* **YOUR OBJECTIVE**:
Starting at the line with "Give me a plain-text" and stopping at the final line, retype the data below exactly; do not carry over any pictures.

[Saved entries]
--- begin ---

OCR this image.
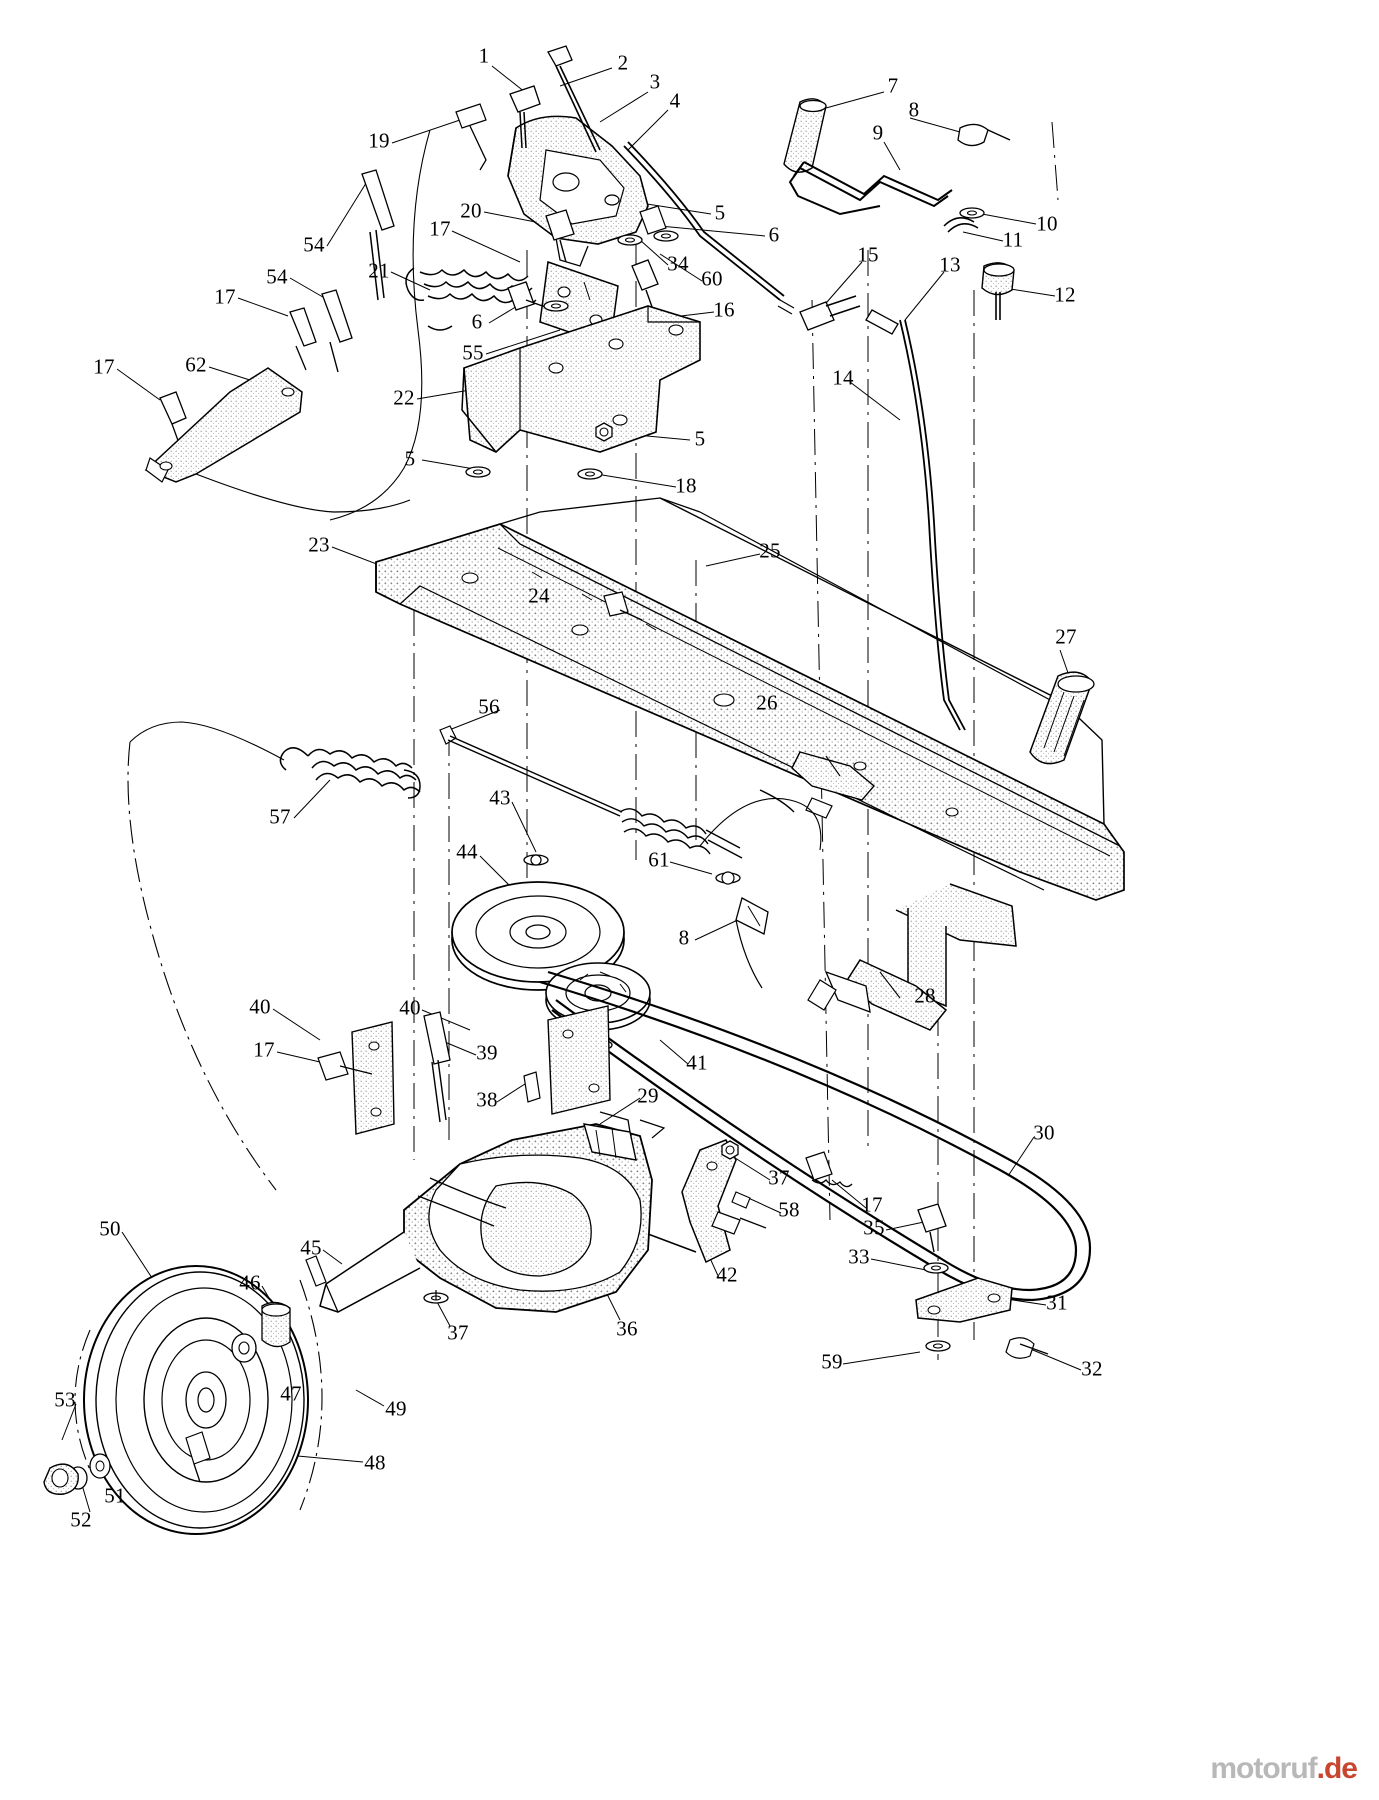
1	2
3
4
7
8
9
19
10
5
6
20
11
54
17
34
60
15	13
12
21
54
17
6	16
55
17	62
14
22
5
5
18
23	25
24
27
26
56
57
43
61
44
8
28
40	40
17	39	41
38	29
30
37
17
58
35
50
45	33
42
46
31
36
37
59	32
47
49
53
48
51
52
motoruf.de
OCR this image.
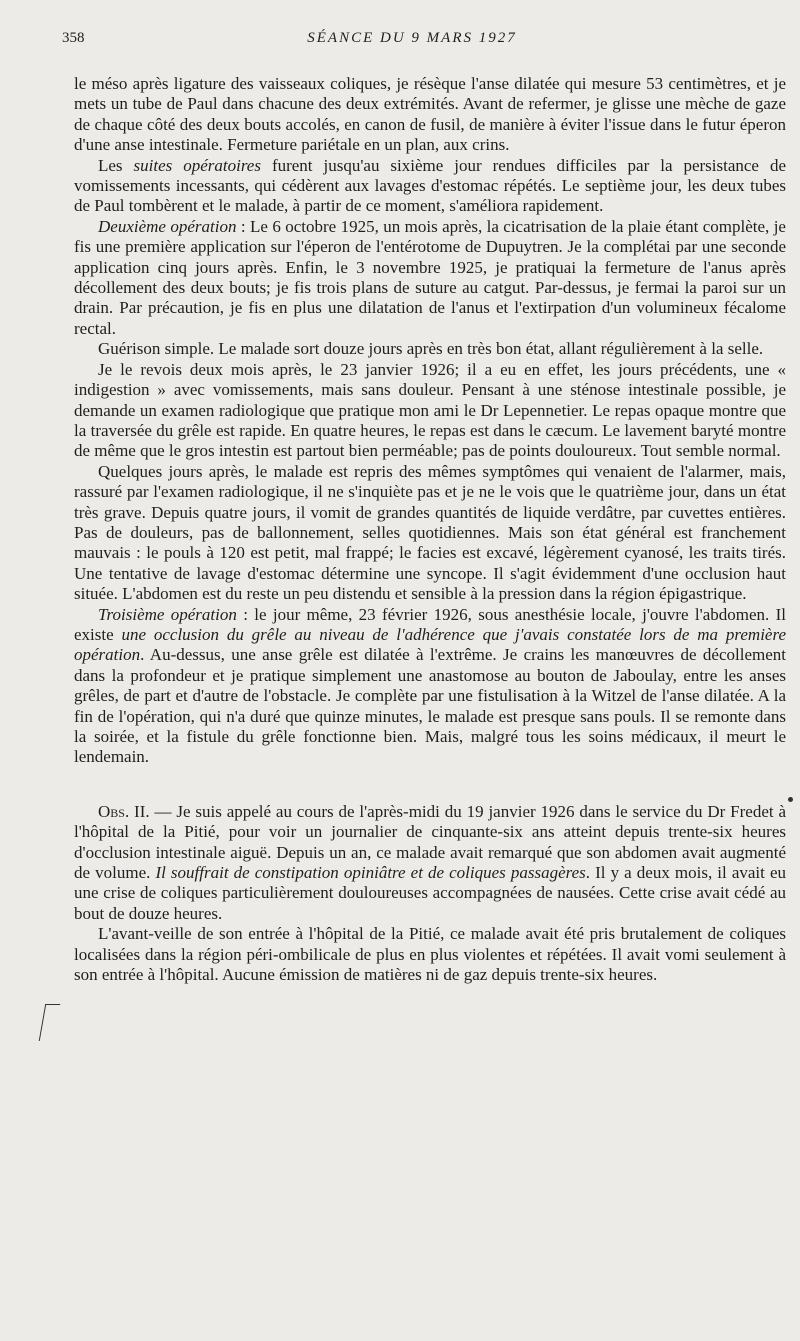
358	SÉANCE DU 9 MARS 1927

le méso après ligature des vaisseaux coliques, je résèque l'anse dilatée qui mesure 53 centimètres, et je mets un tube de Paul dans chacune des deux extrémités. Avant de refermer, je glisse une mèche de gaze de chaque côté des deux bouts accolés, en canon de fusil, de manière à éviter l'issue dans le futur éperon d'une anse intestinale. Fermeture pariétale en un plan, aux crins.

Les suites opératoires furent jusqu'au sixième jour rendues difficiles par la persistance de vomissements incessants, qui cédèrent aux lavages d'estomac répétés. Le septième jour, les deux tubes de Paul tombèrent et le malade, à partir de ce moment, s'améliora rapidement.

Deuxième opération : Le 6 octobre 1925, un mois après, la cicatrisation de la plaie étant complète, je fis une première application sur l'éperon de l'entérotome de Dupuytren. Je la complétai par une seconde application cinq jours après. Enfin, le 3 novembre 1925, je pratiquai la fermeture de l'anus après décollement des deux bouts; je fis trois plans de suture au catgut. Par-dessus, je fermai la paroi sur un drain. Par précaution, je fis en plus une dilatation de l'anus et l'extirpation d'un volumineux fécalome rectal.

Guérison simple. Le malade sort douze jours après en très bon état, allant régulièrement à la selle.

Je le revois deux mois après, le 23 janvier 1926; il a eu en effet, les jours précédents, une « indigestion » avec vomissements, mais sans douleur. Pensant à une sténose intestinale possible, je demande un examen radiologique que pratique mon ami le Dr Lepennetier. Le repas opaque montre que la traversée du grêle est rapide. En quatre heures, le repas est dans le cæcum. Le lavement baryté montre de même que le gros intestin est partout bien perméable; pas de points douloureux. Tout semble normal.

Quelques jours après, le malade est repris des mêmes symptômes qui venaient de l'alarmer, mais, rassuré par l'examen radiologique, il ne s'inquiète pas et je ne le vois que le quatrième jour, dans un état très grave. Depuis quatre jours, il vomit de grandes quantités de liquide verdâtre, par cuvettes entières. Pas de douleurs, pas de ballonnement, selles quotidiennes. Mais son état général est franchement mauvais : le pouls à 120 est petit, mal frappé; le facies est excavé, légèrement cyanosé, les traits tirés. Une tentative de lavage d'estomac détermine une syncope. Il s'agit évidemment d'une occlusion haut située. L'abdomen est du reste un peu distendu et sensible à la pression dans la région épigastrique.

Troisième opération : le jour même, 23 février 1926, sous anesthésie locale, j'ouvre l'abdomen. Il existe une occlusion du grêle au niveau de l'adhérence que j'avais constatée lors de ma première opération. Au-dessus, une anse grêle est dilatée à l'extrême. Je crains les manœuvres de décollement dans la profondeur et je pratique simplement une anastomose au bouton de Jaboulay, entre les anses grêles, de part et d'autre de l'obstacle. Je complète par une fistulisation à la Witzel de l'anse dilatée. A la fin de l'opération, qui n'a duré que quinze minutes, le malade est presque sans pouls. Il se remonte dans la soirée, et la fistule du grêle fonctionne bien. Mais, malgré tous les soins médicaux, il meurt le lendemain.

Obs. II. — Je suis appelé au cours de l'après-midi du 19 janvier 1926 dans le service du Dr Fredet à l'hôpital de la Pitié, pour voir un journalier de cinquante-six ans atteint depuis trente-six heures d'occlusion intestinale aiguë. Depuis un an, ce malade avait remarqué que son abdomen avait augmenté de volume. Il souffrait de constipation opiniâtre et de coliques passagères. Il y a deux mois, il avait eu une crise de coliques particulièrement douloureuses accompagnées de nausées. Cette crise avait cédé au bout de douze heures.

L'avant-veille de son entrée à l'hôpital de la Pitié, ce malade avait été pris brutalement de coliques localisées dans la région péri-ombilicale de plus en plus violentes et répétées. Il avait vomi seulement à son entrée à l'hôpital. Aucune émission de matières ni de gaz depuis trente-six heures.
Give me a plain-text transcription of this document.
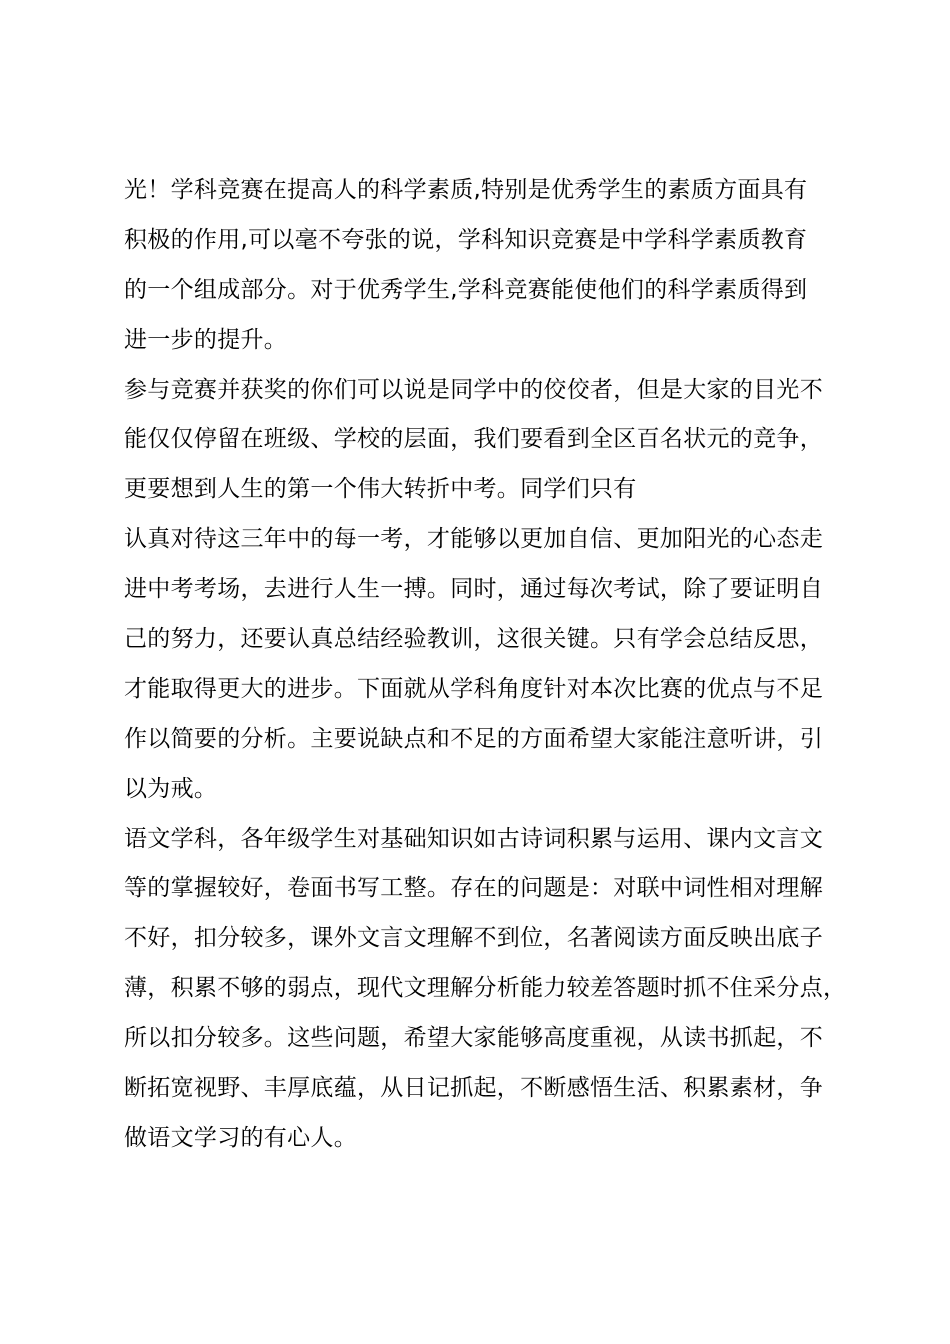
光！学科竞赛在提高人的科学素质,特别是优秀学生的素质方面具有
积极的作用,可以毫不夸张的说，学科知识竞赛是中学科学素质教育
的一个组成部分。对于优秀学生,学科竞赛能使他们的科学素质得到
进一步的提升。
参与竞赛并获奖的你们可以说是同学中的佼佼者，但是大家的目光不
能仅仅停留在班级、学校的层面，我们要看到全区百名状元的竞争，
更要想到人生的第一个伟大转折中考。同学们只有
认真对待这三年中的每一考，才能够以更加自信、更加阳光的心态走
进中考考场，去进行人生一搏。同时，通过每次考试，除了要证明自
己的努力，还要认真总结经验教训，这很关键。只有学会总结反思，
才能取得更大的进步。下面就从学科角度针对本次比赛的优点与不足
作以简要的分析。主要说缺点和不足的方面希望大家能注意听讲，引
以为戒。
语文学科，各年级学生对基础知识如古诗词积累与运用、课内文言文
等的掌握较好，卷面书写工整。存在的问题是：对联中词性相对理解
不好，扣分较多，课外文言文理解不到位，名著阅读方面反映出底子
薄，积累不够的弱点，现代文理解分析能力较差答题时抓不住采分点，
所以扣分较多。这些问题，希望大家能够高度重视，从读书抓起，不
断拓宽视野、丰厚底蕴，从日记抓起，不断感悟生活、积累素材，争
做语文学习的有心人。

--- end ---

* **RIGHT ANSWER**:
Give me a plain-text transcription of this document.
光！学科竞赛在提高人的科学素质,特别是优秀学生的素质方面具有
积极的作用,可以毫不夸张的说，学科知识竞赛是中学科学素质教育
的一个组成部分。对于优秀学生,学科竞赛能使他们的科学素质得到
进一步的提升。
参与竞赛并获奖的你们可以说是同学中的佼佼者，但是大家的目光不
能仅仅停留在班级、学校的层面，我们要看到全区百名状元的竞争，
更要想到人生的第一个伟大转折中考。同学们只有
认真对待这三年中的每一考，才能够以更加自信、更加阳光的心态走
进中考考场，去进行人生一搏。同时，通过每次考试，除了要证明自
己的努力，还要认真总结经验教训，这很关键。只有学会总结反思，
才能取得更大的进步。下面就从学科角度针对本次比赛的优点与不足
作以简要的分析。主要说缺点和不足的方面希望大家能注意听讲，引
以为戒。
语文学科，各年级学生对基础知识如古诗词积累与运用、课内文言文
等的掌握较好，卷面书写工整。存在的问题是：对联中词性相对理解
不好，扣分较多，课外文言文理解不到位，名著阅读方面反映出底子
薄，积累不够的弱点，现代文理解分析能力较差答题时抓不住采分点，
所以扣分较多。这些问题，希望大家能够高度重视，从读书抓起，不
断拓宽视野、丰厚底蕴，从日记抓起，不断感悟生活、积累素材，争
做语文学习的有心人。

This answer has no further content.